* To be done
Copy each line holding the string "Audio".

Data entries
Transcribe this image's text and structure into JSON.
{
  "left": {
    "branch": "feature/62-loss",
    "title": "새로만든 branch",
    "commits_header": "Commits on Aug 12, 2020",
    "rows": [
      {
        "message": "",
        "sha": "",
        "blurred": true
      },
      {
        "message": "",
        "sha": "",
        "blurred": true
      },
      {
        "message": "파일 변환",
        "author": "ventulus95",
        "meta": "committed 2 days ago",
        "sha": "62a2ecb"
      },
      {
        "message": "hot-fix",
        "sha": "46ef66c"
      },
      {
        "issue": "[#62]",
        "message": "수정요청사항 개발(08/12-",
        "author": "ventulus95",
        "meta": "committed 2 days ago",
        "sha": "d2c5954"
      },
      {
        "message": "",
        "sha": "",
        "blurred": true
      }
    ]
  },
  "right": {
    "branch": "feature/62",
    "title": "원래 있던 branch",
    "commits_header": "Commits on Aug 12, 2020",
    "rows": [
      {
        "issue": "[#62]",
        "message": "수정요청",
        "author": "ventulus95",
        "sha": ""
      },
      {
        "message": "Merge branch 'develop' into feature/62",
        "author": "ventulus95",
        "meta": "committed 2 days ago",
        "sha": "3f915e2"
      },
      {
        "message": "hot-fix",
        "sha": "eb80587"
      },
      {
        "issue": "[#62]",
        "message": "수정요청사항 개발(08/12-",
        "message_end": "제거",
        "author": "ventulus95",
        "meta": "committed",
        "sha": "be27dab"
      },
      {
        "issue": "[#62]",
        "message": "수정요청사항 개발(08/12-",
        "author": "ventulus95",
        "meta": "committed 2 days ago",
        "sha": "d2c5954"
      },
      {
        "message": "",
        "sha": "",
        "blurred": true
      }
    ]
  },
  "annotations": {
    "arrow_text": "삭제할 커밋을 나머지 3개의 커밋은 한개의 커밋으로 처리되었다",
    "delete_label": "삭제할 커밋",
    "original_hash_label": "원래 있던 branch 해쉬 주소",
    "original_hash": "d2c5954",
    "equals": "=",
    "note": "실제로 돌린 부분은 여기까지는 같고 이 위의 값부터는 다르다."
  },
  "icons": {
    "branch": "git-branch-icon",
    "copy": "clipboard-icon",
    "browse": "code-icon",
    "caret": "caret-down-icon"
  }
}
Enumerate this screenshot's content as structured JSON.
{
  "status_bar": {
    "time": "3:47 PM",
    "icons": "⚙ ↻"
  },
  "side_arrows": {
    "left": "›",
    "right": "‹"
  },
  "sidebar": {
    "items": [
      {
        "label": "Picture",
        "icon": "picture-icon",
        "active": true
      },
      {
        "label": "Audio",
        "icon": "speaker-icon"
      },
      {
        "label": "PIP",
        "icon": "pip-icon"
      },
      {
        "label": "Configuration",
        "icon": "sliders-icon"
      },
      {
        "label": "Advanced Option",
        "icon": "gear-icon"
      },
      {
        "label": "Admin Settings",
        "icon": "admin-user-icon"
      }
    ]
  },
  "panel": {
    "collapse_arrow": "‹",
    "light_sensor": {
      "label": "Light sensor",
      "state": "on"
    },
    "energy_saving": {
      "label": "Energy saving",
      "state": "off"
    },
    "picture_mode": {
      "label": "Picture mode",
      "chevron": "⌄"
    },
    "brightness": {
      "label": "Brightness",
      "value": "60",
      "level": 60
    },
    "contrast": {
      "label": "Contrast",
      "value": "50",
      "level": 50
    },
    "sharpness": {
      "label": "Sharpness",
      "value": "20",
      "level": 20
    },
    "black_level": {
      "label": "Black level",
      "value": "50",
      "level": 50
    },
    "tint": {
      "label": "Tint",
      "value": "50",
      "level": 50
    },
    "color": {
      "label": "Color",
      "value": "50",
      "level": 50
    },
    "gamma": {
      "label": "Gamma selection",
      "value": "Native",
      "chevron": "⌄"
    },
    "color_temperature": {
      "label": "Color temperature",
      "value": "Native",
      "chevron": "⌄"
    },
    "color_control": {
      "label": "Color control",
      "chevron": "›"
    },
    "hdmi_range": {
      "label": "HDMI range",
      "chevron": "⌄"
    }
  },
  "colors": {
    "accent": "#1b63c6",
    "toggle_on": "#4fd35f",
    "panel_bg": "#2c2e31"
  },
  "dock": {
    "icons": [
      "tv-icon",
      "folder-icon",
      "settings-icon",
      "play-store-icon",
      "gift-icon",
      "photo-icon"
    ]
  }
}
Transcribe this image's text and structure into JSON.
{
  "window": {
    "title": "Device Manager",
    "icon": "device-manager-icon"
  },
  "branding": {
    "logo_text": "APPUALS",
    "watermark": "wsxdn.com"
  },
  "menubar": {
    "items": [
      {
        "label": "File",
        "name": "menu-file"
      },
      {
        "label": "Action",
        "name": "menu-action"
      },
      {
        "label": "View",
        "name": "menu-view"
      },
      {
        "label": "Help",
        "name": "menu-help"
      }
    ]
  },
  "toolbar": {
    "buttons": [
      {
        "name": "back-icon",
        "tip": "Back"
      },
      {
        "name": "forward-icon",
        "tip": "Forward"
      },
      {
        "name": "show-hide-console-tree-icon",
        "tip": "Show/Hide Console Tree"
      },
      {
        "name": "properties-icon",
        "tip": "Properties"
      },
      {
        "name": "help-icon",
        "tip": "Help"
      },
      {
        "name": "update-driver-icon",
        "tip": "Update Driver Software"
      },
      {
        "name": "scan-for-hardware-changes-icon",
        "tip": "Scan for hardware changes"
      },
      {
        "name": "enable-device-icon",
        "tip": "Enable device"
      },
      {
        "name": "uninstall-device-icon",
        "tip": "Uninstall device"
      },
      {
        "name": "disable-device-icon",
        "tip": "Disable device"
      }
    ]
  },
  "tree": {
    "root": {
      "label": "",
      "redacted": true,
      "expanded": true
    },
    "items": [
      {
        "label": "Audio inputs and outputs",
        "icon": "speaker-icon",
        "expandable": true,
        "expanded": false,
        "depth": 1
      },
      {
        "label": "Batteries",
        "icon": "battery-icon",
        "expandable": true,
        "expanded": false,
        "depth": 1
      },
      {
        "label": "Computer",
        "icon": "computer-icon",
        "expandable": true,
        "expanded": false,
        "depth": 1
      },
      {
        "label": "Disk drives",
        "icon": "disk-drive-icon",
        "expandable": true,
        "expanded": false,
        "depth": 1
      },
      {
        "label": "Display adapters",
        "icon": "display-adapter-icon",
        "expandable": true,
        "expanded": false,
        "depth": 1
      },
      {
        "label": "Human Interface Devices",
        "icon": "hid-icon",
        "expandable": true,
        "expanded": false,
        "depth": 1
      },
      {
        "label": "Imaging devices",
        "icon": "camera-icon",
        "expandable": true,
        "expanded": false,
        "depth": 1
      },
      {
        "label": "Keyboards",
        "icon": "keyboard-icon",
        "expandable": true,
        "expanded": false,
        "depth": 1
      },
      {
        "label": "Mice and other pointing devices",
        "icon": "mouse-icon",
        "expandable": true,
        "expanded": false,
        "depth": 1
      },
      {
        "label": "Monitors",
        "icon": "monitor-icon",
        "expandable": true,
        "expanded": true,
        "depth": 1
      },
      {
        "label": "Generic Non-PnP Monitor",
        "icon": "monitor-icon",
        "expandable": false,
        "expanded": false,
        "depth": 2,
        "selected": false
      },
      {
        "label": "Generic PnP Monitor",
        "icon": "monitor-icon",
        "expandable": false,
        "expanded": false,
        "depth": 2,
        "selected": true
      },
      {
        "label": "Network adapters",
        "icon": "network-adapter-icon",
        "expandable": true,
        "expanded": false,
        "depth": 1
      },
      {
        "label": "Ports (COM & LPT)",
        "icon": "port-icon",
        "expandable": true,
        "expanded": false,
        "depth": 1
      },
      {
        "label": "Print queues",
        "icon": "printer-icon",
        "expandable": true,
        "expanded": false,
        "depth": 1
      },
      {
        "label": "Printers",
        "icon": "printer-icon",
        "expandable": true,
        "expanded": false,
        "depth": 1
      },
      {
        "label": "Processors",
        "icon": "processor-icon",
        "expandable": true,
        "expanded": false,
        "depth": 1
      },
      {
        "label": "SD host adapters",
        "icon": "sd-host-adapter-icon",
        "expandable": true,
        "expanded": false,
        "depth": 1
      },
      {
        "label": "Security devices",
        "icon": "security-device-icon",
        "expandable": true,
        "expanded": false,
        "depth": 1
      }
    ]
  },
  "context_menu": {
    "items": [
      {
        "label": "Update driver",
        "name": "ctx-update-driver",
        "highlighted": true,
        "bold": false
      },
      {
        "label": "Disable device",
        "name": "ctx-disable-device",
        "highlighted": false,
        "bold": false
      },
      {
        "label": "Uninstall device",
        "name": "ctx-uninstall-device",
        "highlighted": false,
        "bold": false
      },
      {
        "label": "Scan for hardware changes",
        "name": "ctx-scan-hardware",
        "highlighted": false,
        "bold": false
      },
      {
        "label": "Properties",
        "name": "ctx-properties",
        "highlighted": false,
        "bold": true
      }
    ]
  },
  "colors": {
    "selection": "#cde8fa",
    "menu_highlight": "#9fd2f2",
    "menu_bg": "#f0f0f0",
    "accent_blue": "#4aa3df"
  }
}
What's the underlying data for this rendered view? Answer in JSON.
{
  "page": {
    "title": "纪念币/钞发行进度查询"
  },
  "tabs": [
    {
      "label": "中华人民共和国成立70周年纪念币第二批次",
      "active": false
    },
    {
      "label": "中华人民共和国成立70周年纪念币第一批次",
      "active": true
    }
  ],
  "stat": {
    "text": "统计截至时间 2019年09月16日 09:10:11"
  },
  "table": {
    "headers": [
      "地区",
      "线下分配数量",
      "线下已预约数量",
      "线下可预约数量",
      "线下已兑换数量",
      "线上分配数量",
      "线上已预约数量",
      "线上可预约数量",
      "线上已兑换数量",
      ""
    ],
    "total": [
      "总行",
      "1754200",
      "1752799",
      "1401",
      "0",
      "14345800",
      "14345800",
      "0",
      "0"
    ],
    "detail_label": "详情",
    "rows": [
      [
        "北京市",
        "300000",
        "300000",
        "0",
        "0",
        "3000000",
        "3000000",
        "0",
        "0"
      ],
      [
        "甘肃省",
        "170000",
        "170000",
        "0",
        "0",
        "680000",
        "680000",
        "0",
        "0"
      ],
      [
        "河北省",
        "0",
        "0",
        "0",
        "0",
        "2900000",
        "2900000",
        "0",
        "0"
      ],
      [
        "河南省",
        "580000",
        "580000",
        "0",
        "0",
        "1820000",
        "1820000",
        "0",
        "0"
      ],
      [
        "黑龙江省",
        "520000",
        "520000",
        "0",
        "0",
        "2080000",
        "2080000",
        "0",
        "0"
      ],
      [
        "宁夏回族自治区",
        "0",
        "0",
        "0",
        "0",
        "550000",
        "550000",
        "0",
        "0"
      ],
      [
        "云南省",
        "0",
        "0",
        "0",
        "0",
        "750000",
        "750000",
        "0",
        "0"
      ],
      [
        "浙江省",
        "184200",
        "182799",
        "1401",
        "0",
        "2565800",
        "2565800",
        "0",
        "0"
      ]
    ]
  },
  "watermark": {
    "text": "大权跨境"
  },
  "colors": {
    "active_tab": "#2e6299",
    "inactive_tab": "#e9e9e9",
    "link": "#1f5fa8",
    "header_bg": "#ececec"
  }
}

* Written reply
        "label": "Audio",
        "label": "Audio inputs and outputs",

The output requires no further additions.